## Recorded data
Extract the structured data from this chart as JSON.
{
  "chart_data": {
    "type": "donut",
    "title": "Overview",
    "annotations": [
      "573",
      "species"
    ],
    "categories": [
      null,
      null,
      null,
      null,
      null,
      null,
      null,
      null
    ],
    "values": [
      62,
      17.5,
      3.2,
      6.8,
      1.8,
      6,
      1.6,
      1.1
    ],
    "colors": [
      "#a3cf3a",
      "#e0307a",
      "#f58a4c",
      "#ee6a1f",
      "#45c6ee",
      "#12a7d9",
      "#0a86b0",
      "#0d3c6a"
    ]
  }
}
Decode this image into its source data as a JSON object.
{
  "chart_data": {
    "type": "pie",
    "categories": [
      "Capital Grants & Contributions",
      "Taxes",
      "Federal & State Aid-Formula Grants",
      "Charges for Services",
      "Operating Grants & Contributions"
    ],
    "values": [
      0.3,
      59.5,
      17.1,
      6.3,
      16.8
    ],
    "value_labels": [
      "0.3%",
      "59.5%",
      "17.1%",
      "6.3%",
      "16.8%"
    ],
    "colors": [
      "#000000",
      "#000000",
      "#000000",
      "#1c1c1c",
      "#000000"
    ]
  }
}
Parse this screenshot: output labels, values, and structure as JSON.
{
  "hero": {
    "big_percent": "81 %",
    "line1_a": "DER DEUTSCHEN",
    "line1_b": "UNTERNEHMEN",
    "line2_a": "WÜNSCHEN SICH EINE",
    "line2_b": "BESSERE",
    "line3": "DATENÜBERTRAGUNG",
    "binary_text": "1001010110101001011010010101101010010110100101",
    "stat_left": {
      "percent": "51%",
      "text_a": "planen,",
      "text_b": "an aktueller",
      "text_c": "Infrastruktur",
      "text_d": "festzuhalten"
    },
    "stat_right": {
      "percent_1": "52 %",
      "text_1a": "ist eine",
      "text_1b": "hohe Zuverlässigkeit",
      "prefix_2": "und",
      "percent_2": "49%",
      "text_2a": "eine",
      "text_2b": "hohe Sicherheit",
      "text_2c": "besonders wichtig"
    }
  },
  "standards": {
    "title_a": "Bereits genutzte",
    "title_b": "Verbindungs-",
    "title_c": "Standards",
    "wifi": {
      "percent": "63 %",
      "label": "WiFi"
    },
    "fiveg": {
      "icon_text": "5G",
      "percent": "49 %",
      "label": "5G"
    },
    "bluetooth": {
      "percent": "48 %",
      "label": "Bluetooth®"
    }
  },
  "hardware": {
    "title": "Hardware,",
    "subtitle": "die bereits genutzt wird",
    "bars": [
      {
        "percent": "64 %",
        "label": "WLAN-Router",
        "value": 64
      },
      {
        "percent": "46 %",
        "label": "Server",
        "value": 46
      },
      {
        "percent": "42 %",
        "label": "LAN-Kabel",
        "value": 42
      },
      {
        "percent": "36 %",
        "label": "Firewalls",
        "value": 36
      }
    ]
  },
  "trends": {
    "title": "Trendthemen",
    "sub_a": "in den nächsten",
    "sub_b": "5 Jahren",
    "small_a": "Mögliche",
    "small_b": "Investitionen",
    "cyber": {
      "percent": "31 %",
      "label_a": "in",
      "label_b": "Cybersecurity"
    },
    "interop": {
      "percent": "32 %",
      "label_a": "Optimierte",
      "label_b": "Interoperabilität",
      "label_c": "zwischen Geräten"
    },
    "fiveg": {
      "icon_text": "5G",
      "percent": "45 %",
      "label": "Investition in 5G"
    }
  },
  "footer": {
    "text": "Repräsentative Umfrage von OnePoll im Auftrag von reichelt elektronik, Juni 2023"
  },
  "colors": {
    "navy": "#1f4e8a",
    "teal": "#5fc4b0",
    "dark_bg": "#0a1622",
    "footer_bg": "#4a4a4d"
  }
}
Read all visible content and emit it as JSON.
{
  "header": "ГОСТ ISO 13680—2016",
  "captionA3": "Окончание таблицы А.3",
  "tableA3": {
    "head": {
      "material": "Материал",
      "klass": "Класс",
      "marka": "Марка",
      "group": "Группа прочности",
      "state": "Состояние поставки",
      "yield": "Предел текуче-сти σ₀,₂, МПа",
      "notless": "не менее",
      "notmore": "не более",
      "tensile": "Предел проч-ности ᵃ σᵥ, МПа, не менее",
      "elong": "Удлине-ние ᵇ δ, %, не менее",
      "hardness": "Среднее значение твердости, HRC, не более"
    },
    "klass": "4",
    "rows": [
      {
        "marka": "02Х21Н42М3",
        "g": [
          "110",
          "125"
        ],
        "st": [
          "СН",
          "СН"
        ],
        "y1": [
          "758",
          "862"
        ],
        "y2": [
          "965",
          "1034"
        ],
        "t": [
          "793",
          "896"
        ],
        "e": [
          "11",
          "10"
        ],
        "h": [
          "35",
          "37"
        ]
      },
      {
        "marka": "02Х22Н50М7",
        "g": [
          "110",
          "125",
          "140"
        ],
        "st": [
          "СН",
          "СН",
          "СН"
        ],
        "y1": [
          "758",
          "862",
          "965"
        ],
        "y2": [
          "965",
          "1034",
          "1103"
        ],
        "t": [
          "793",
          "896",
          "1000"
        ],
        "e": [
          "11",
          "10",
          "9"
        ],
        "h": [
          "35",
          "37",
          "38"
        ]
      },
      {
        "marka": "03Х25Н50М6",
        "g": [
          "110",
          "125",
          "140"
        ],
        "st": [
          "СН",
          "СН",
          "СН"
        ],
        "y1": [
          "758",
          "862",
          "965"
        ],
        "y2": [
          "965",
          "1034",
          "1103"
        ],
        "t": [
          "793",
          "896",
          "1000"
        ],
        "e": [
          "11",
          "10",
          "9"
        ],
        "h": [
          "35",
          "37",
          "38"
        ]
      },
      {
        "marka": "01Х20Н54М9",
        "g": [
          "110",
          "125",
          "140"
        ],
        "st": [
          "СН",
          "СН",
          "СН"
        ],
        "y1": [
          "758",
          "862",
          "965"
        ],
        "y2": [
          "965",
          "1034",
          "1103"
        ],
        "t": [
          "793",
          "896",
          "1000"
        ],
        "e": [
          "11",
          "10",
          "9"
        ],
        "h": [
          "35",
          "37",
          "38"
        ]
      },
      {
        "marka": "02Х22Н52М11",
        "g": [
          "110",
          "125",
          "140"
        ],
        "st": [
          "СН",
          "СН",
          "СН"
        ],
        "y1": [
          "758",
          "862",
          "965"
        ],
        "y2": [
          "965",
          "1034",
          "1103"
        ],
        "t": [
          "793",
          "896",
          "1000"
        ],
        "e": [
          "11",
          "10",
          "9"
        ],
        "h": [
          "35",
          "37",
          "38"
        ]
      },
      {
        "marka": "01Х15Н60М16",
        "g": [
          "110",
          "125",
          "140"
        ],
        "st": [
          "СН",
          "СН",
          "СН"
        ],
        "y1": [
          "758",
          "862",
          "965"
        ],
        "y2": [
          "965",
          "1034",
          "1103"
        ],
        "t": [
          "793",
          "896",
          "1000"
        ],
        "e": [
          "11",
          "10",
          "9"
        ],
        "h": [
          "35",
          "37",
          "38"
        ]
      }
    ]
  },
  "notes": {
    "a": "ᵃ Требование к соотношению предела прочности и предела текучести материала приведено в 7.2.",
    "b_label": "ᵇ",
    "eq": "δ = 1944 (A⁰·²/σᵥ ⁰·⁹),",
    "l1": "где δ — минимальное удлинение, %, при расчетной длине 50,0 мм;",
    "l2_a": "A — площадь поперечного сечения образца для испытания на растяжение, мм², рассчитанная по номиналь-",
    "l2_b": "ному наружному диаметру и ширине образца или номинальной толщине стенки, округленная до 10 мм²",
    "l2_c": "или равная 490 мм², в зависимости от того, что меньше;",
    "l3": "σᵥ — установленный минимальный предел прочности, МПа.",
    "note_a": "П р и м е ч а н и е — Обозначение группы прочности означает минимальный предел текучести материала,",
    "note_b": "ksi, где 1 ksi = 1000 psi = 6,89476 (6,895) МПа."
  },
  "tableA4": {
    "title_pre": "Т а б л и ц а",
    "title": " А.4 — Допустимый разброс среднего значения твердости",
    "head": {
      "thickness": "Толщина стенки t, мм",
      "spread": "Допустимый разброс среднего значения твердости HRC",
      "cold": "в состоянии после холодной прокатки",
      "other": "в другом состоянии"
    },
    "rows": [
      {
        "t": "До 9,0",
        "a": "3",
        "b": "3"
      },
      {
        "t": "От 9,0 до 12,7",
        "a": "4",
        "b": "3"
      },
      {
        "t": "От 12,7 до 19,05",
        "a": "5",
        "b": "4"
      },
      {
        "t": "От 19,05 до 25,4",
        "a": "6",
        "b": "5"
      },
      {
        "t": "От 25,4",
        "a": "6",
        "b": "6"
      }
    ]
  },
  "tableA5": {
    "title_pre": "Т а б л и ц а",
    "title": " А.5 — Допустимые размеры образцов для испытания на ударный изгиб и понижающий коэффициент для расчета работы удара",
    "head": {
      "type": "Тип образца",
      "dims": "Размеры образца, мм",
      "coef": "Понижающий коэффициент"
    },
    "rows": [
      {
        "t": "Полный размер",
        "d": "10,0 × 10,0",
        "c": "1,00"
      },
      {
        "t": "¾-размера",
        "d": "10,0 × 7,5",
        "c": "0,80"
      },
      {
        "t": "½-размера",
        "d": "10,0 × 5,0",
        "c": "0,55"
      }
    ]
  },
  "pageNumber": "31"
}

## What you are asked to do
From the material above, copy each line that includes the word "type".

## Task result
    "type": "donut",
    "type": "pie",
      "type": "Тип образца",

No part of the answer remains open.